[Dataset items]

┌──

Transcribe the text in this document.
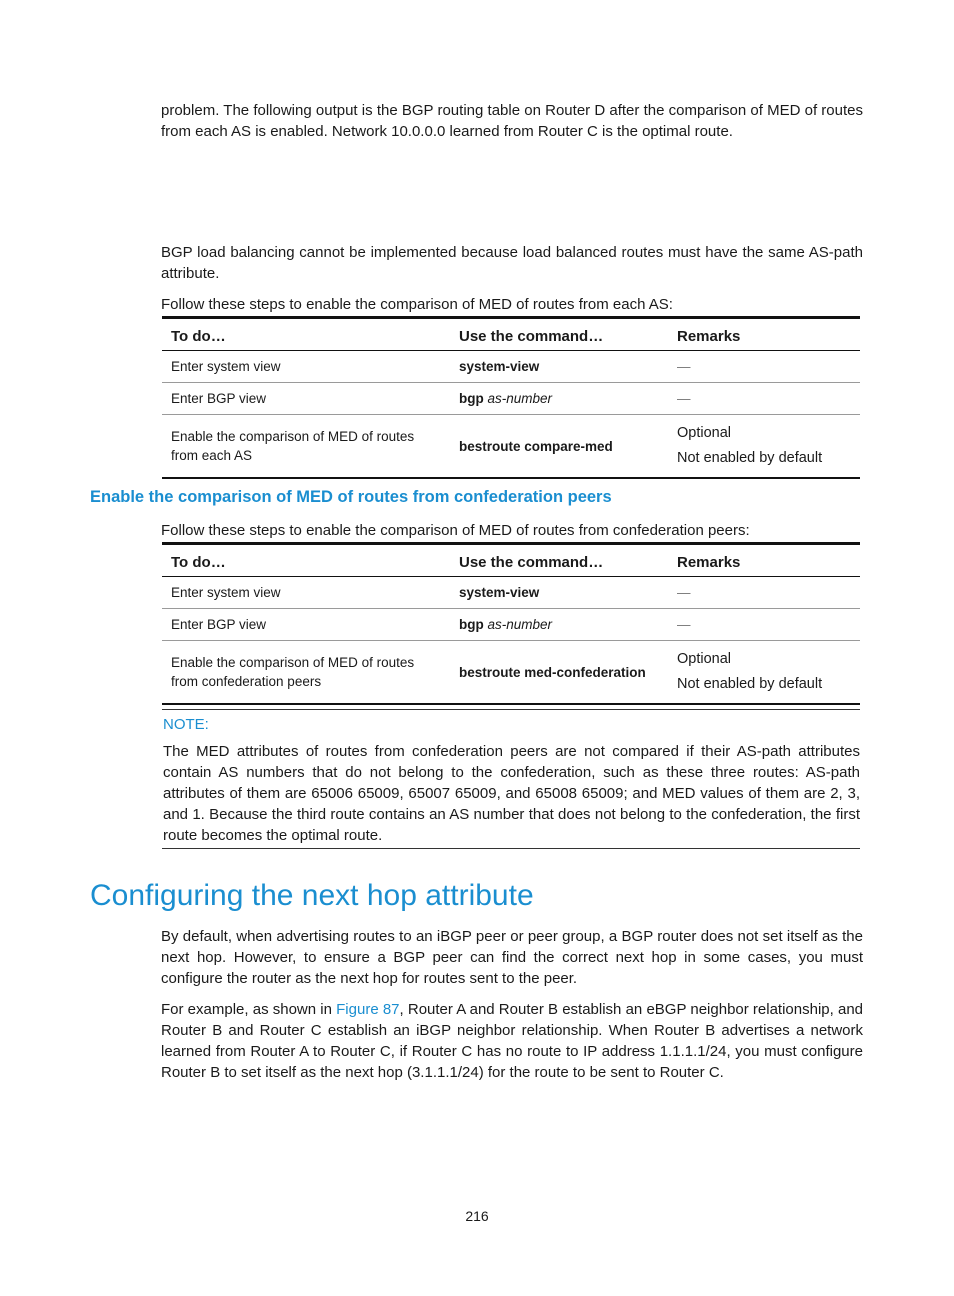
problem. The following output is the BGP routing table on Router D after the comparison of MED of routes from each AS is enabled. Network 10.0.0.0 learned from Router C is the optimal route.
BGP load balancing cannot be implemented because load balanced routes must have the same AS-path attribute.
Follow these steps to enable the comparison of MED of routes from each AS:
To do…	Use the command…	Remarks
Enter system view	system-view	—
Enter BGP view	bgp as-number	—
Enable the comparison of MED of routes from each AS	bestroute compare-med	Optional
Not enabled by default
Enable the comparison of MED of routes from confederation peers
Follow these steps to enable the comparison of MED of routes from confederation peers:
To do…	Use the command…	Remarks
Enter system view	system-view	—
Enter BGP view	bgp as-number	—
Enable the comparison of MED of routes from confederation peers	bestroute med-confederation	Optional
Not enabled by default
NOTE:
The MED attributes of routes from confederation peers are not compared if their AS-path attributes contain AS numbers that do not belong to the confederation, such as these three routes: AS-path attributes of them are 65006 65009, 65007 65009, and 65008 65009; and MED values of them are 2, 3, and 1. Because the third route contains an AS number that does not belong to the confederation, the first route becomes the optimal route.
Configuring the next hop attribute
By default, when advertising routes to an iBGP peer or peer group, a BGP router does not set itself as the next hop. However, to ensure a BGP peer can find the correct next hop in some cases, you must configure the router as the next hop for routes sent to the peer.
For example, as shown in Figure 87, Router A and Router B establish an eBGP neighbor relationship, and Router B and Router C establish an iBGP neighbor relationship. When Router B advertises a network learned from Router A to Router C, if Router C has no route to IP address 1.1.1.1/24, you must configure Router B to set itself as the next hop (3.1.1.1/24) for the route to be sent to Router C.
216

└──

**What this task involves:** From the records above, pull out each line that has "comparison".

**Response:**
problem. The following output is the BGP routing table on Router D after the comparison of MED of routes from each AS is enabled. Network 10.0.0.0 learned from Router C is the optimal route.
Follow these steps to enable the comparison of MED of routes from each AS:
Enable the comparison of MED of routes from each AS	bestroute compare-med	Optional
Enable the comparison of MED of routes from confederation peers
Follow these steps to enable the comparison of MED of routes from confederation peers:
Enable the comparison of MED of routes from confederation peers	bestroute med-confederation	Optional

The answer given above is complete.